EXERCISE: Output the material below unchanged, apart from leaving out the pictures.

DATA IN THIS EXERCISE:
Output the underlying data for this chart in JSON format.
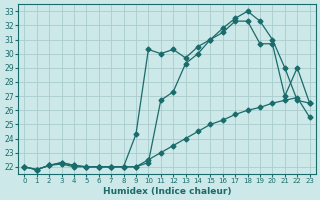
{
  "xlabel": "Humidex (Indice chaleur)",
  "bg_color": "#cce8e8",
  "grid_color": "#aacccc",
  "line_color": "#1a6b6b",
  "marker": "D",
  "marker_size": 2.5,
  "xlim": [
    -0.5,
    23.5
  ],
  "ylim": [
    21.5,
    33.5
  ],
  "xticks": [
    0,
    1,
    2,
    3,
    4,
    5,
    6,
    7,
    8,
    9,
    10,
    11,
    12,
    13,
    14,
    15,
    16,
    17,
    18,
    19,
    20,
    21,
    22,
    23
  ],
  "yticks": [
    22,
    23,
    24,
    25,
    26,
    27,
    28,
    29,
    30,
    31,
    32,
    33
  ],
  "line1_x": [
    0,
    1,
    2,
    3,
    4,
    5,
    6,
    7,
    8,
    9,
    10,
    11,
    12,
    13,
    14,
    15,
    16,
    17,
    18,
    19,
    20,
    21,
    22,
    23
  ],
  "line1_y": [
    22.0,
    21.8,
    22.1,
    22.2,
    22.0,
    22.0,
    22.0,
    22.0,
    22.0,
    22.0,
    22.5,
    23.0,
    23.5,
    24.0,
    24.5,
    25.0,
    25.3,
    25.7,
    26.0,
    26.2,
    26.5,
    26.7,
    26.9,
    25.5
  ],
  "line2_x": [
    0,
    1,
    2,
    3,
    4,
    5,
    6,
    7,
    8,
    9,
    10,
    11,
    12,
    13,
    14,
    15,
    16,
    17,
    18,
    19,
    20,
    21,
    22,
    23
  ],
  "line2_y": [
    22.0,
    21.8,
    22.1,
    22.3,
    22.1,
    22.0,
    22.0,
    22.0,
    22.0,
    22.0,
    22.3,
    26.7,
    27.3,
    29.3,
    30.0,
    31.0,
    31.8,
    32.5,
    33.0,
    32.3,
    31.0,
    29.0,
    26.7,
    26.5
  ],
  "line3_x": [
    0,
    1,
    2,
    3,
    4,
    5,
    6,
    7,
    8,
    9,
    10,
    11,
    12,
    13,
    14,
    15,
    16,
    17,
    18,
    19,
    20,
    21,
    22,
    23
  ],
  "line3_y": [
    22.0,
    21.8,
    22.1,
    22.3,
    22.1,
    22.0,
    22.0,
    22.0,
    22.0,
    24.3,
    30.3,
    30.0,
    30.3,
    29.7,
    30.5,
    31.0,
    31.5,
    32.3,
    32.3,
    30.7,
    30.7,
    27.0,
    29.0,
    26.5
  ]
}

WRITTEN SOLUTION:
Output the underlying data for this chart in JSON format.
{
  "xlabel": "Humidex (Indice chaleur)",
  "bg_color": "#cce8e8",
  "grid_color": "#aacccc",
  "line_color": "#1a6b6b",
  "marker": "D",
  "marker_size": 2.5,
  "xlim": [
    -0.5,
    23.5
  ],
  "ylim": [
    21.5,
    33.5
  ],
  "xticks": [
    0,
    1,
    2,
    3,
    4,
    5,
    6,
    7,
    8,
    9,
    10,
    11,
    12,
    13,
    14,
    15,
    16,
    17,
    18,
    19,
    20,
    21,
    22,
    23
  ],
  "yticks": [
    22,
    23,
    24,
    25,
    26,
    27,
    28,
    29,
    30,
    31,
    32,
    33
  ],
  "line1_x": [
    0,
    1,
    2,
    3,
    4,
    5,
    6,
    7,
    8,
    9,
    10,
    11,
    12,
    13,
    14,
    15,
    16,
    17,
    18,
    19,
    20,
    21,
    22,
    23
  ],
  "line1_y": [
    22.0,
    21.8,
    22.1,
    22.2,
    22.0,
    22.0,
    22.0,
    22.0,
    22.0,
    22.0,
    22.5,
    23.0,
    23.5,
    24.0,
    24.5,
    25.0,
    25.3,
    25.7,
    26.0,
    26.2,
    26.5,
    26.7,
    26.9,
    25.5
  ],
  "line2_x": [
    0,
    1,
    2,
    3,
    4,
    5,
    6,
    7,
    8,
    9,
    10,
    11,
    12,
    13,
    14,
    15,
    16,
    17,
    18,
    19,
    20,
    21,
    22,
    23
  ],
  "line2_y": [
    22.0,
    21.8,
    22.1,
    22.3,
    22.1,
    22.0,
    22.0,
    22.0,
    22.0,
    22.0,
    22.3,
    26.7,
    27.3,
    29.3,
    30.0,
    31.0,
    31.8,
    32.5,
    33.0,
    32.3,
    31.0,
    29.0,
    26.7,
    26.5
  ],
  "line3_x": [
    0,
    1,
    2,
    3,
    4,
    5,
    6,
    7,
    8,
    9,
    10,
    11,
    12,
    13,
    14,
    15,
    16,
    17,
    18,
    19,
    20,
    21,
    22,
    23
  ],
  "line3_y": [
    22.0,
    21.8,
    22.1,
    22.3,
    22.1,
    22.0,
    22.0,
    22.0,
    22.0,
    24.3,
    30.3,
    30.0,
    30.3,
    29.7,
    30.5,
    31.0,
    31.5,
    32.3,
    32.3,
    30.7,
    30.7,
    27.0,
    29.0,
    26.5
  ]
}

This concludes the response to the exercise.